## Begin RECORDS SHOWN

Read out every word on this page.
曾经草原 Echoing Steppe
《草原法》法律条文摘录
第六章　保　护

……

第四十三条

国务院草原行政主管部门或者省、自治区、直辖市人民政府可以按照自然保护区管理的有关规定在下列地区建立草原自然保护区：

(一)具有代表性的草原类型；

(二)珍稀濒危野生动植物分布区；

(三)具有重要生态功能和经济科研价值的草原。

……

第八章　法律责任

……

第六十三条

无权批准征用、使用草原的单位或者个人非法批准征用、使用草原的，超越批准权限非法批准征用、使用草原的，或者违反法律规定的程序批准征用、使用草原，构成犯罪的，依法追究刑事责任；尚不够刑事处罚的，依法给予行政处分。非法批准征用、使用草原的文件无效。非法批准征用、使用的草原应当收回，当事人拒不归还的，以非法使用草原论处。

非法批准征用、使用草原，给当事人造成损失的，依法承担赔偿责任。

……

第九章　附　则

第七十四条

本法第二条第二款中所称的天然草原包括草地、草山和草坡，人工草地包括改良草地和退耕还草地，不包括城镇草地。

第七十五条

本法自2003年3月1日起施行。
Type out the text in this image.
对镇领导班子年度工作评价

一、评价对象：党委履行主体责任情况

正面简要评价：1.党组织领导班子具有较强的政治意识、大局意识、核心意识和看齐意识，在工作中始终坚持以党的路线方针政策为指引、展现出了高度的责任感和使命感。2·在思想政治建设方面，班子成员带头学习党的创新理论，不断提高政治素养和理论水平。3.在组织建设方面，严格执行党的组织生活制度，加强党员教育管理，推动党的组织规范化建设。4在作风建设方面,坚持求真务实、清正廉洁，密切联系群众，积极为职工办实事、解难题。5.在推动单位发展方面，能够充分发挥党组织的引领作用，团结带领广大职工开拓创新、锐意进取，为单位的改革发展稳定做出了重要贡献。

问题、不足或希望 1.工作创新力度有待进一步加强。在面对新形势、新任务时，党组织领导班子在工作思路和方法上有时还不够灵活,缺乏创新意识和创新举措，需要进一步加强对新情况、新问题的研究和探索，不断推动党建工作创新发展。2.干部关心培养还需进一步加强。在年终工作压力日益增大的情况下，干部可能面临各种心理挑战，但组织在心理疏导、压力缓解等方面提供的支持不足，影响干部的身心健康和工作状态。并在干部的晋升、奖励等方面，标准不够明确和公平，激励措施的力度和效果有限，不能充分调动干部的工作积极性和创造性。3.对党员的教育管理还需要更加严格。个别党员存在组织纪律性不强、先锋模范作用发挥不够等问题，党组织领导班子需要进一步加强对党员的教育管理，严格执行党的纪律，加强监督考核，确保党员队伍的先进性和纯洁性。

## End RECORDS SHOWN

SET TASK:
Check each line of the records for the word "this" and extract those that contain it.

RESPONSE:
Read out every word on this page.
Type out the text in this image.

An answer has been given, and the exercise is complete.